>> Start

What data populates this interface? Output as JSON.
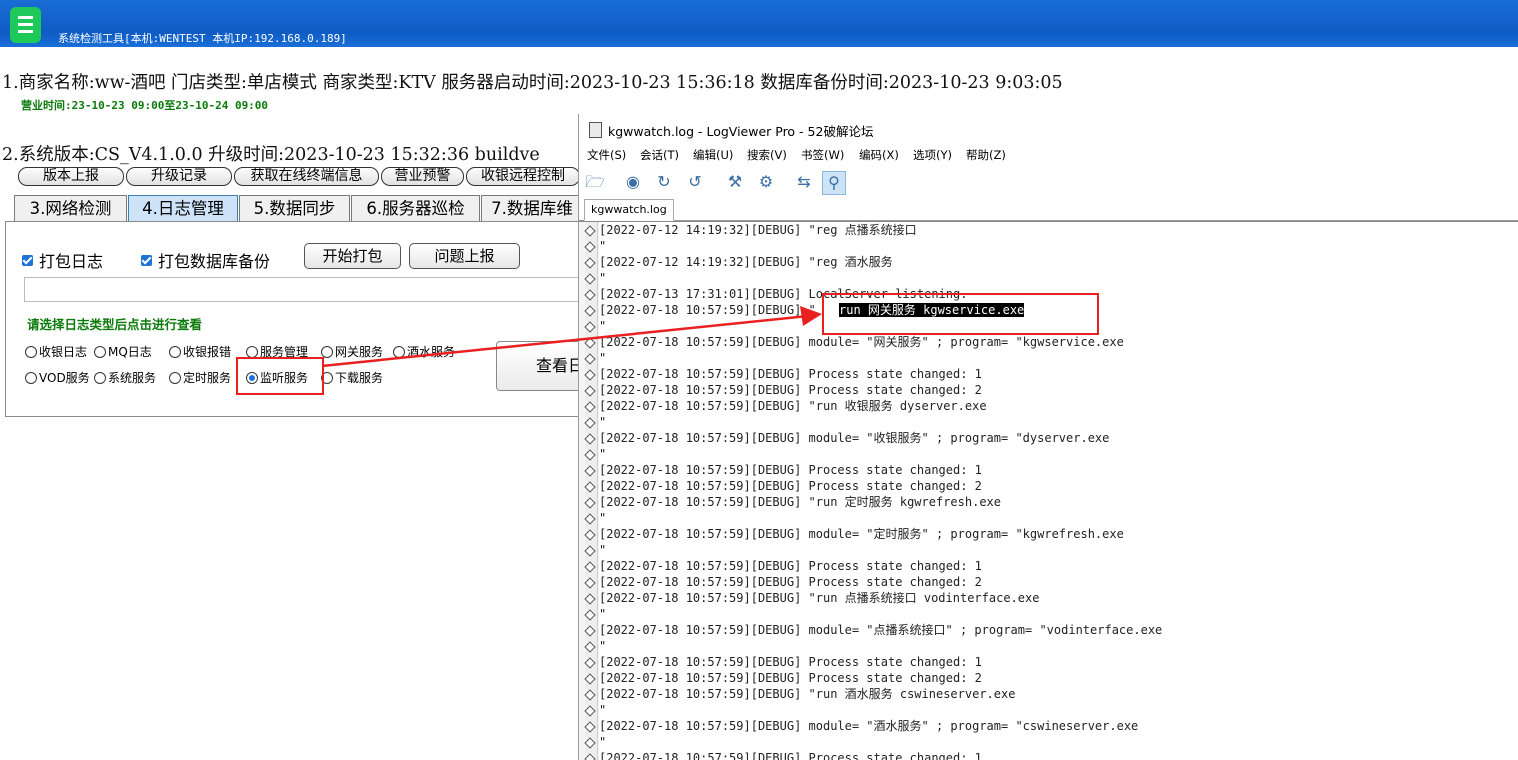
{
  "window": {
    "title": "系统检测工具[本机:WENTEST 本机IP:192.168.0.189]"
  },
  "info": {
    "line1": "1.商家名称:ww-酒吧  门店类型:单店模式  商家类型:KTV  服务器启动时间:2023-10-23 15:36:18  数据库备份时间:2023-10-23 9:03:05",
    "business_hours": "营业时间:23-10-23 09:00至23-10-24 09:00",
    "line2": "2.系统版本:CS_V4.1.0.0 升级时间:2023-10-23 15:32:36 buildve"
  },
  "toolbar_buttons": [
    "版本上报",
    "升级记录",
    "获取在线终端信息",
    "营业预警",
    "收银远程控制"
  ],
  "tabs": [
    "3.网络检测",
    "4.日志管理",
    "5.数据同步",
    "6.服务器巡检",
    "7.数据库维"
  ],
  "active_tab": "4.日志管理",
  "panel": {
    "check_pack_log": "打包日志",
    "check_pack_db": "打包数据库备份",
    "start_pack": "开始打包",
    "report_issue": "问题上报",
    "path_value": "",
    "prompt": "请选择日志类型后点击进行查看",
    "view_log": "查看日志",
    "radios_row1": [
      "收银日志",
      "MQ日志",
      "收银报错",
      "服务管理",
      "网关服务",
      "酒水服务"
    ],
    "radios_row2": [
      "VOD服务",
      "系统服务",
      "定时服务",
      "监听服务",
      "下载服务"
    ],
    "selected_radio": "监听服务"
  },
  "logviewer": {
    "title": "kgwwatch.log - LogViewer Pro - 52破解论坛",
    "menu": [
      "文件(S)",
      "会话(T)",
      "编辑(U)",
      "搜索(V)",
      "书签(W)",
      "编码(X)",
      "选项(Y)",
      "帮助(Z)"
    ],
    "file_tab": "kgwwatch.log",
    "lines": [
      "[2022-07-12 14:19:32][DEBUG] \"reg 点播系统接口",
      "\"",
      "[2022-07-12 14:19:32][DEBUG] \"reg 酒水服务",
      "\"",
      "[2022-07-13 17:31:01][DEBUG] LocalServer listening.",
      "[2022-07-18 10:57:59][DEBUG] \"",
      "\"",
      "[2022-07-18 10:57:59][DEBUG] module= \"网关服务\" ; program= \"kgwservice.exe",
      "\"",
      "[2022-07-18 10:57:59][DEBUG] Process state changed: 1",
      "[2022-07-18 10:57:59][DEBUG] Process state changed: 2",
      "[2022-07-18 10:57:59][DEBUG] \"run 收银服务 dyserver.exe",
      "\"",
      "[2022-07-18 10:57:59][DEBUG] module= \"收银服务\" ; program= \"dyserver.exe",
      "\"",
      "[2022-07-18 10:57:59][DEBUG] Process state changed: 1",
      "[2022-07-18 10:57:59][DEBUG] Process state changed: 2",
      "[2022-07-18 10:57:59][DEBUG] \"run 定时服务 kgwrefresh.exe",
      "\"",
      "[2022-07-18 10:57:59][DEBUG] module= \"定时服务\" ; program= \"kgwrefresh.exe",
      "\"",
      "[2022-07-18 10:57:59][DEBUG] Process state changed: 1",
      "[2022-07-18 10:57:59][DEBUG] Process state changed: 2",
      "[2022-07-18 10:57:59][DEBUG] \"run 点播系统接口 vodinterface.exe",
      "\"",
      "[2022-07-18 10:57:59][DEBUG] module= \"点播系统接口\" ; program= \"vodinterface.exe",
      "\"",
      "[2022-07-18 10:57:59][DEBUG] Process state changed: 1",
      "[2022-07-18 10:57:59][DEBUG] Process state changed: 2",
      "[2022-07-18 10:57:59][DEBUG] \"run 酒水服务 cswineserver.exe",
      "\"",
      "[2022-07-18 10:57:59][DEBUG] module= \"酒水服务\" ; program= \"cswineserver.exe",
      "\"",
      "[2022-07-18 10:57:59][DEBUG] Process state changed: 1"
    ],
    "selected_text": "run 网关服务 kgwservice.exe"
  }
}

>> End

_PROBLEM TO WORK ON:_
From the entries above, copy each line holding "kgwrefresh".

_RESPONSE TO THE EXERCISE:_
      "[2022-07-18 10:57:59][DEBUG] \"run 定时服务 kgwrefresh.exe",
      "[2022-07-18 10:57:59][DEBUG] module= \"定时服务\" ; program= \"kgwrefresh.exe",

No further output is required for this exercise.